### Data in this exercise
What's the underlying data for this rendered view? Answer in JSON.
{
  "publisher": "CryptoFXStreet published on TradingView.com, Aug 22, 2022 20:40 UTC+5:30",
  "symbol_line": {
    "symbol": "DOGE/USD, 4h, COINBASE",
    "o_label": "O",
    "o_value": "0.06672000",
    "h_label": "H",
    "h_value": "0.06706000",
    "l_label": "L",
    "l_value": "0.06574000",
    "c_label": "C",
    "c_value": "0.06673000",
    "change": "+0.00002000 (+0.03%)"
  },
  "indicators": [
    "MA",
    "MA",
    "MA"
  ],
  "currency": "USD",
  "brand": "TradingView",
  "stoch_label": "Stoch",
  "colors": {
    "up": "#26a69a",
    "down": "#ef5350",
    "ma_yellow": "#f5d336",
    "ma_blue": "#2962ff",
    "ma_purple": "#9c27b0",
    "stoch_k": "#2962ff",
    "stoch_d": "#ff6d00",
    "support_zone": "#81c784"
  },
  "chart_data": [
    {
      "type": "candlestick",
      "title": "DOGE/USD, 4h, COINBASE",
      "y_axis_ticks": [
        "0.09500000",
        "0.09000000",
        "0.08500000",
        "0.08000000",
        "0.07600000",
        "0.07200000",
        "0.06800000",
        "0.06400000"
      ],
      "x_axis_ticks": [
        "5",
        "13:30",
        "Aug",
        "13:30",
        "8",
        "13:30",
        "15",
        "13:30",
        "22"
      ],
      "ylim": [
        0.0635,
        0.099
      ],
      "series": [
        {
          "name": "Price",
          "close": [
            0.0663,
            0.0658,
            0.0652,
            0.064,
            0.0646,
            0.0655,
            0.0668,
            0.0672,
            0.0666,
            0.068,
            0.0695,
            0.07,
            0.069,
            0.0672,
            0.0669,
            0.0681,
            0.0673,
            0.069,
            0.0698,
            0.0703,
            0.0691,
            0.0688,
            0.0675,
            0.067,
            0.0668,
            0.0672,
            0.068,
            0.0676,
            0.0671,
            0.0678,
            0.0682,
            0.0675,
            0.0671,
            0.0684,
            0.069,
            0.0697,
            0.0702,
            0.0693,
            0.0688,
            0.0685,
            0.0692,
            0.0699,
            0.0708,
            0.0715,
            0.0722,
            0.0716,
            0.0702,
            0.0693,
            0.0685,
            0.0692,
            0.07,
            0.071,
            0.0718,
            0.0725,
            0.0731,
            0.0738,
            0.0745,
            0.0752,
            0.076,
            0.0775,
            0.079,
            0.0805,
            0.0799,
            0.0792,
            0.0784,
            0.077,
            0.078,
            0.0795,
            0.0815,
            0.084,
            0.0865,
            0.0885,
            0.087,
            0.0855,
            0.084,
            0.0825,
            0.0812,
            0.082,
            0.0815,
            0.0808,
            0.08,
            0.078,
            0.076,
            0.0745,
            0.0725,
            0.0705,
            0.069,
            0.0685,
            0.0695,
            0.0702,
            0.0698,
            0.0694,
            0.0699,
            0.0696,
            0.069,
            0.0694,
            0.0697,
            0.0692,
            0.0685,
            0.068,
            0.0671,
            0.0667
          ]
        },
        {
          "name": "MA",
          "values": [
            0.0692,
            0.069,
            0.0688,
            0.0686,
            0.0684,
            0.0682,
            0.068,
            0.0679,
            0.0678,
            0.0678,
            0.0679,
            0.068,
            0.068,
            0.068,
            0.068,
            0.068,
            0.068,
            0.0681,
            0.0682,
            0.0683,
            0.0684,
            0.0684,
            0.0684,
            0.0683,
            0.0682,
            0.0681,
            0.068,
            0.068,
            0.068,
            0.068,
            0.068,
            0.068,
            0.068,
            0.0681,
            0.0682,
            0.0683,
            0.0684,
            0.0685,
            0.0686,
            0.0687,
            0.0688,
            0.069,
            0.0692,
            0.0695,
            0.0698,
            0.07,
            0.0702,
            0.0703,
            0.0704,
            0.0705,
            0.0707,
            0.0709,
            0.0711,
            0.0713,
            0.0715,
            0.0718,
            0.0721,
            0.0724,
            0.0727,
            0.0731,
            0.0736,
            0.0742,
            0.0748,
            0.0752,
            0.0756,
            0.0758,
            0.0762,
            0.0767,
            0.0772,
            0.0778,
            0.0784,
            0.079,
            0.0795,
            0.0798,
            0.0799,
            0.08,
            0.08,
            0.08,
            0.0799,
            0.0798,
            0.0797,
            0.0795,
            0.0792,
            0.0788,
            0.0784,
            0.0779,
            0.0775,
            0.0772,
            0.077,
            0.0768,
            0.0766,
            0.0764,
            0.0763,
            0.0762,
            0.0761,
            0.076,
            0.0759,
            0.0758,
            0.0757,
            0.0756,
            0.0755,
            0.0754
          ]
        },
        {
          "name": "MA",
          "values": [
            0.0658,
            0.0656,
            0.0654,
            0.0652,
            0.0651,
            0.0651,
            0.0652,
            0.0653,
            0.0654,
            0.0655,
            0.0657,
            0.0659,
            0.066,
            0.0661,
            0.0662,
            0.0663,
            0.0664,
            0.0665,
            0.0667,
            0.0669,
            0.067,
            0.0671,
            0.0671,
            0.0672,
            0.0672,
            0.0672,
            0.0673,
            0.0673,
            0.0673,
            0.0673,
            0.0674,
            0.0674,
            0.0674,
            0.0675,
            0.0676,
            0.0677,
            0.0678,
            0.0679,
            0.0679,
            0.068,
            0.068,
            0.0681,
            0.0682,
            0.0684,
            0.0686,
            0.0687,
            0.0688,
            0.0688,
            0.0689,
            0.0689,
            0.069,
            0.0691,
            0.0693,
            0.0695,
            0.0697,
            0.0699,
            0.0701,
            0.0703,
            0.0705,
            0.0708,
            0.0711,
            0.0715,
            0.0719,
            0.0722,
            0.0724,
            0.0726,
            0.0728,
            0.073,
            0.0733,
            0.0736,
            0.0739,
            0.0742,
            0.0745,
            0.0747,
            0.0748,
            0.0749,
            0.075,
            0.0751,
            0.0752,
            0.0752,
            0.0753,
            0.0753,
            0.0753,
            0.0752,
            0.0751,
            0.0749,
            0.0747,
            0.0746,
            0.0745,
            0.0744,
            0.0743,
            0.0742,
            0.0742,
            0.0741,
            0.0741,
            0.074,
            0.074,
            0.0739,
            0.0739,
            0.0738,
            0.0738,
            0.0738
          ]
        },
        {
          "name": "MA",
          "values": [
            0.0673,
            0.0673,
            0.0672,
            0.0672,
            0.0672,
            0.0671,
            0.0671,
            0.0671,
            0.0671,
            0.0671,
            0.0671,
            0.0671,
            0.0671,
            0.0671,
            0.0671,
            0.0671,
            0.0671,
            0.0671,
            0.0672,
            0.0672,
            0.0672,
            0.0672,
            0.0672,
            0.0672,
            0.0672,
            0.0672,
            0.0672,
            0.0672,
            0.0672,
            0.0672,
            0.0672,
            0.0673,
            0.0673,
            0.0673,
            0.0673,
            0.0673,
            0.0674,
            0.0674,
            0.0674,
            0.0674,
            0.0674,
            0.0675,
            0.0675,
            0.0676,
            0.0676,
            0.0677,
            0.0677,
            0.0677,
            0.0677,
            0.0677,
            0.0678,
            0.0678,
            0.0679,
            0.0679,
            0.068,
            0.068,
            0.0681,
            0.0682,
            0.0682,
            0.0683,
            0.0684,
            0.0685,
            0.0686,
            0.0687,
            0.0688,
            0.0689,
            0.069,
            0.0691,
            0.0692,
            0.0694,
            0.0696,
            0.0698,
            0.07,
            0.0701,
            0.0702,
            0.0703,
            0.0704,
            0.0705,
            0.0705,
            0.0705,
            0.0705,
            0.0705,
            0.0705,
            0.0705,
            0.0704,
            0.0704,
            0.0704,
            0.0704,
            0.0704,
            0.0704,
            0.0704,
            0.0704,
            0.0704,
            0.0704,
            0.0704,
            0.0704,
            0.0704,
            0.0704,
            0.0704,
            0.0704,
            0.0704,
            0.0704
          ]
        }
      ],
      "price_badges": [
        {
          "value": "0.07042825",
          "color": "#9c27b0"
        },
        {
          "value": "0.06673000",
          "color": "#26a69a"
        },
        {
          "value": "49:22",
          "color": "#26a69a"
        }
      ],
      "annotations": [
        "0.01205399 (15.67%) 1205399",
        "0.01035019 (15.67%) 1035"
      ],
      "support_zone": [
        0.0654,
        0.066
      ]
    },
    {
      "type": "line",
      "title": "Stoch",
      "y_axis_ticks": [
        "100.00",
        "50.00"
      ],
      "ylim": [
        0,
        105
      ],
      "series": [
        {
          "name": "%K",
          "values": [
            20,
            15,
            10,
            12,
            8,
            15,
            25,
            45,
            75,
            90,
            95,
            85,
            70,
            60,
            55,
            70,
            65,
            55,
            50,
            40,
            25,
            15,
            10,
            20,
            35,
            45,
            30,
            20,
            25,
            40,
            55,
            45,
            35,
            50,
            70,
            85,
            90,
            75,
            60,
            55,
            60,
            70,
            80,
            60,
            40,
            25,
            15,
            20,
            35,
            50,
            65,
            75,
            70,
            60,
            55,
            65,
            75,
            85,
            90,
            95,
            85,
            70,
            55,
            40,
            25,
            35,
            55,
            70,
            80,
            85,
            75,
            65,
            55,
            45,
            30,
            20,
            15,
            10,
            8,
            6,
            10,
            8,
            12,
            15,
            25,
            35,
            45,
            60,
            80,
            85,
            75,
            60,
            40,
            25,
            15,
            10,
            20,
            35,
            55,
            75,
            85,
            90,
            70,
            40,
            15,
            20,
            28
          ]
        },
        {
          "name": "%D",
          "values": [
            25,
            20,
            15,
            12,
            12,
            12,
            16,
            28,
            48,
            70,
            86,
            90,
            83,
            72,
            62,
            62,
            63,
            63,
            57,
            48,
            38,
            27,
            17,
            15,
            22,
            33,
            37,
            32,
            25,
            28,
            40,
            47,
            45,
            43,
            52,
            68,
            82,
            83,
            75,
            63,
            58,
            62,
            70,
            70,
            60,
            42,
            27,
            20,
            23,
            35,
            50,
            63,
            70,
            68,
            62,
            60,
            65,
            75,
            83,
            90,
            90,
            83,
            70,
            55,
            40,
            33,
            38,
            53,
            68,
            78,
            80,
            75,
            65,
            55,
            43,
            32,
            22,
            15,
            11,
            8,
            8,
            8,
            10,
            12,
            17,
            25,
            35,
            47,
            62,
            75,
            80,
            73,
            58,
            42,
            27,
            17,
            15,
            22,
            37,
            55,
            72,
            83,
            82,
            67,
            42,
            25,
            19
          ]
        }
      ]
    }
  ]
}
######
Search the records for the word "title". Copy every line that has it.

      "title": "DOGE/USD, 4h, COINBASE",
      "title": "Stoch",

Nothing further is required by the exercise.